■ What to produce:
Write out all the lines again, precisely as they stand, but without the images.

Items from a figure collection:
-*-*-

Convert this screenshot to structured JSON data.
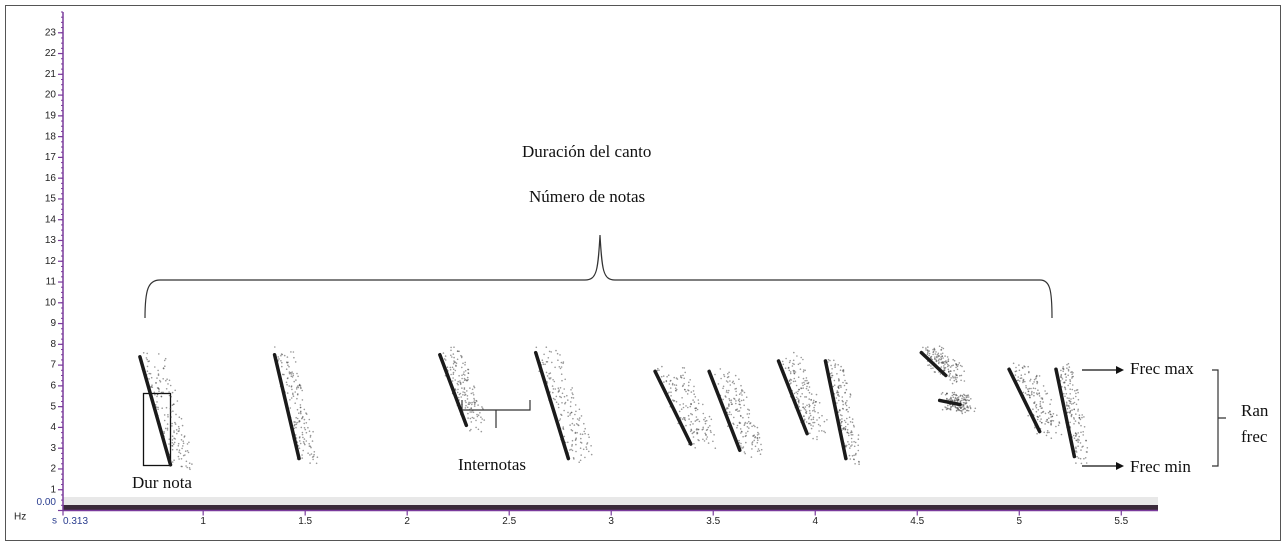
{
  "chart_data": {
    "type": "spectrogram",
    "x_label": "s",
    "y_label": "Hz",
    "xlim": [
      0.313,
      5.68
    ],
    "ylim": [
      0,
      24
    ],
    "xticks": [
      {
        "value": 0.313,
        "label": "0.313"
      },
      1,
      1.5,
      2,
      2.5,
      3,
      3.5,
      4,
      4.5,
      5,
      5.5
    ],
    "yticks": [
      {
        "value": 0,
        "label": "0.00"
      },
      1,
      2,
      3,
      4,
      5,
      6,
      7,
      8,
      9,
      10,
      11,
      12,
      13,
      14,
      15,
      16,
      17,
      18,
      19,
      20,
      21,
      22,
      23
    ],
    "color": "#1a1a1a",
    "axis_color": "#7a3b9c",
    "notes": [
      {
        "x": [
          0.69,
          0.84
        ],
        "y": [
          7.4,
          2.2
        ]
      },
      {
        "x": [
          1.35,
          1.47
        ],
        "y": [
          7.5,
          2.5
        ]
      },
      {
        "x": [
          2.16,
          2.29
        ],
        "y": [
          7.5,
          4.1
        ]
      },
      {
        "x": [
          2.63,
          2.79
        ],
        "y": [
          7.6,
          2.5
        ]
      },
      {
        "x": [
          3.215,
          3.39
        ],
        "y": [
          6.7,
          3.2
        ]
      },
      {
        "x": [
          3.48,
          3.63
        ],
        "y": [
          6.7,
          2.9
        ]
      },
      {
        "x": [
          3.82,
          3.96
        ],
        "y": [
          7.2,
          3.7
        ]
      },
      {
        "x": [
          4.05,
          4.15
        ],
        "y": [
          7.2,
          2.5
        ]
      },
      {
        "x": [
          4.52,
          4.64
        ],
        "y": [
          7.6,
          6.5
        ]
      },
      {
        "x": [
          4.61,
          4.71
        ],
        "y": [
          5.3,
          5.1
        ]
      },
      {
        "x": [
          4.95,
          5.1
        ],
        "y": [
          6.8,
          3.8
        ]
      },
      {
        "x": [
          5.18,
          5.27
        ],
        "y": [
          6.8,
          2.6
        ]
      }
    ],
    "annotations": [
      "Duración del canto",
      "Número de notas",
      "Dur nota",
      "Internotas",
      "Frec max",
      "Frec min",
      "Ran",
      "frec"
    ]
  }
}
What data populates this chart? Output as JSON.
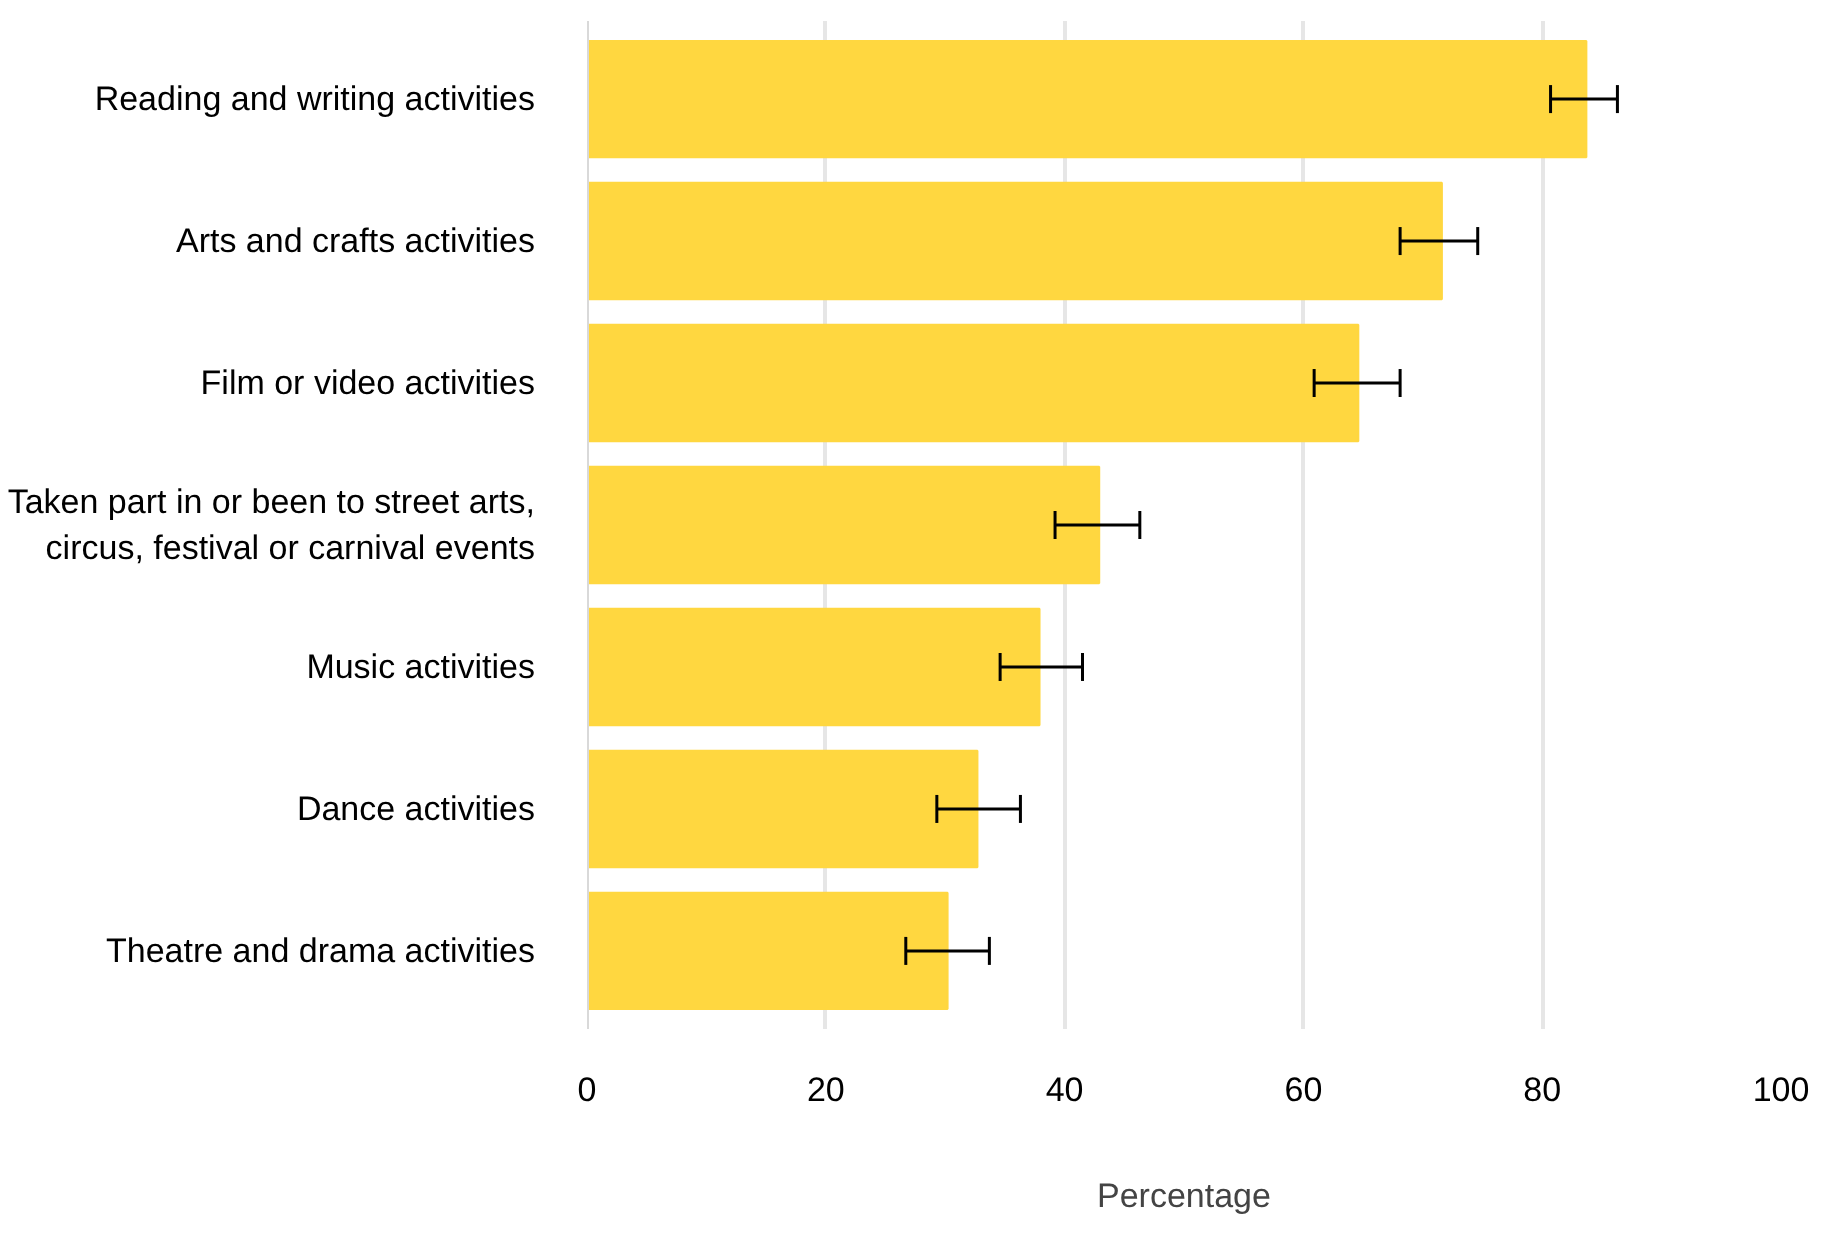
{
  "chart_data": {
    "type": "bar",
    "orientation": "horizontal",
    "xlabel": "Percentage",
    "categories": [
      "Reading and writing activities",
      "Arts and crafts activities",
      "Film or video activities",
      "Taken part in or been to street arts,\ncircus, festival or carnival events",
      "Music activities",
      "Dance activities",
      "Theatre and drama activities"
    ],
    "values": [
      83.7,
      71.6,
      64.6,
      42.9,
      37.9,
      32.7,
      30.2
    ],
    "errors": [
      [
        80.7,
        86.3
      ],
      [
        68.1,
        74.6
      ],
      [
        60.9,
        68.1
      ],
      [
        39.2,
        46.3
      ],
      [
        34.6,
        41.5
      ],
      [
        29.3,
        36.3
      ],
      [
        26.7,
        33.7
      ]
    ],
    "color": "#ffd740",
    "xlim": [
      0,
      100
    ],
    "xticks": [
      0,
      20,
      40,
      60,
      80,
      100
    ],
    "grid": "x"
  }
}
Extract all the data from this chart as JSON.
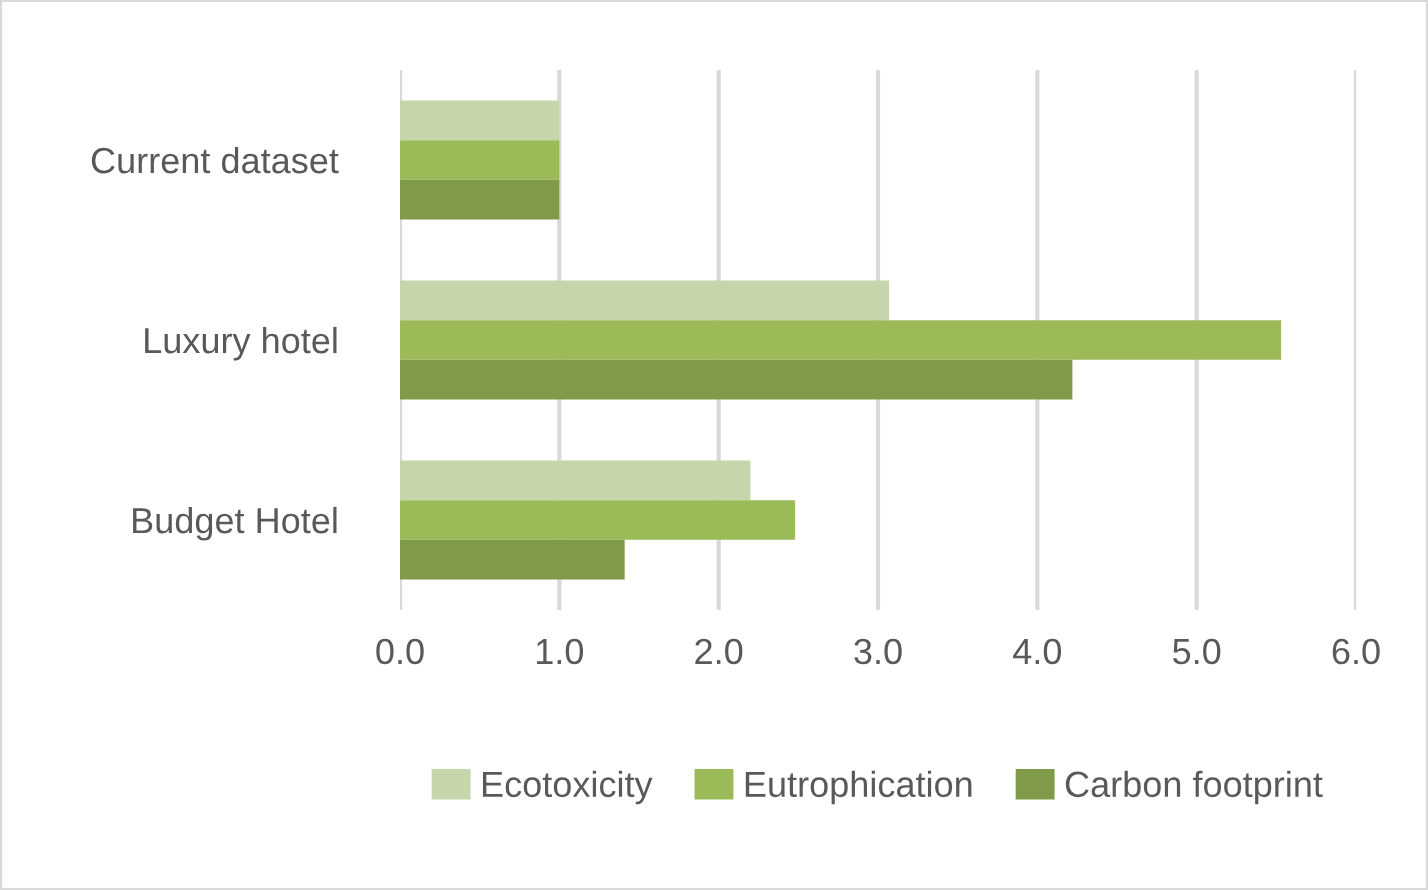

-*-*-

■ Task solution:
Convert this screenshot to structured JSON data.
{
  "chart_data": {
    "type": "spectrogram",
    "x_label": "s",
    "y_label": "Hz",
    "xlim": [
      0.313,
      5.68
    ],
    "ylim": [
      0,
      24
    ],
    "xticks": [
      {
        "value": 0.313,
        "label": "0.313"
      },
      1,
      1.5,
      2,
      2.5,
      3,
      3.5,
      4,
      4.5,
      5,
      5.5
    ],
    "yticks": [
      {
        "value": 0,
        "label": "0.00"
      },
      1,
      2,
      3,
      4,
      5,
      6,
      7,
      8,
      9,
      10,
      11,
      12,
      13,
      14,
      15,
      16,
      17,
      18,
      19,
      20,
      21,
      22,
      23
    ],
    "color": "#1a1a1a",
    "axis_color": "#7a3b9c",
    "notes": [
      {
        "x": [
          0.69,
          0.84
        ],
        "y": [
          7.4,
          2.2
        ]
      },
      {
        "x": [
          1.35,
          1.47
        ],
        "y": [
          7.5,
          2.5
        ]
      },
      {
        "x": [
          2.16,
          2.29
        ],
        "y": [
          7.5,
          4.1
        ]
      },
      {
        "x": [
          2.63,
          2.79
        ],
        "y": [
          7.6,
          2.5
        ]
      },
      {
        "x": [
          3.215,
          3.39
        ],
        "y": [
          6.7,
          3.2
        ]
      },
      {
        "x": [
          3.48,
          3.63
        ],
        "y": [
          6.7,
          2.9
        ]
      },
      {
        "x": [
          3.82,
          3.96
        ],
        "y": [
          7.2,
          3.7
        ]
      },
      {
        "x": [
          4.05,
          4.15
        ],
        "y": [
          7.2,
          2.5
        ]
      },
      {
        "x": [
          4.52,
          4.64
        ],
        "y": [
          7.6,
          6.5
        ]
      },
      {
        "x": [
          4.61,
          4.71
        ],
        "y": [
          5.3,
          5.1
        ]
      },
      {
        "x": [
          4.95,
          5.1
        ],
        "y": [
          6.8,
          3.8
        ]
      },
      {
        "x": [
          5.18,
          5.27
        ],
        "y": [
          6.8,
          2.6
        ]
      }
    ],
    "annotations": [
      "Duración del canto",
      "Número de notas",
      "Dur nota",
      "Internotas",
      "Frec max",
      "Frec min",
      "Ran",
      "frec"
    ]
  }
}
What data populates this chart? Output as JSON.
{
  "chart_data": {
    "type": "bar",
    "orientation": "horizontal",
    "xlabel": "Percentage",
    "categories": [
      "Reading and writing activities",
      "Arts and crafts activities",
      "Film or video activities",
      "Taken part in or been to street arts,\ncircus, festival or carnival events",
      "Music activities",
      "Dance activities",
      "Theatre and drama activities"
    ],
    "values": [
      83.7,
      71.6,
      64.6,
      42.9,
      37.9,
      32.7,
      30.2
    ],
    "errors": [
      [
        80.7,
        86.3
      ],
      [
        68.1,
        74.6
      ],
      [
        60.9,
        68.1
      ],
      [
        39.2,
        46.3
      ],
      [
        34.6,
        41.5
      ],
      [
        29.3,
        36.3
      ],
      [
        26.7,
        33.7
      ]
    ],
    "color": "#ffd740",
    "xlim": [
      0,
      100
    ],
    "xticks": [
      0,
      20,
      40,
      60,
      80,
      100
    ],
    "grid": "x"
  }
}
Extract all the data from this chart as JSON.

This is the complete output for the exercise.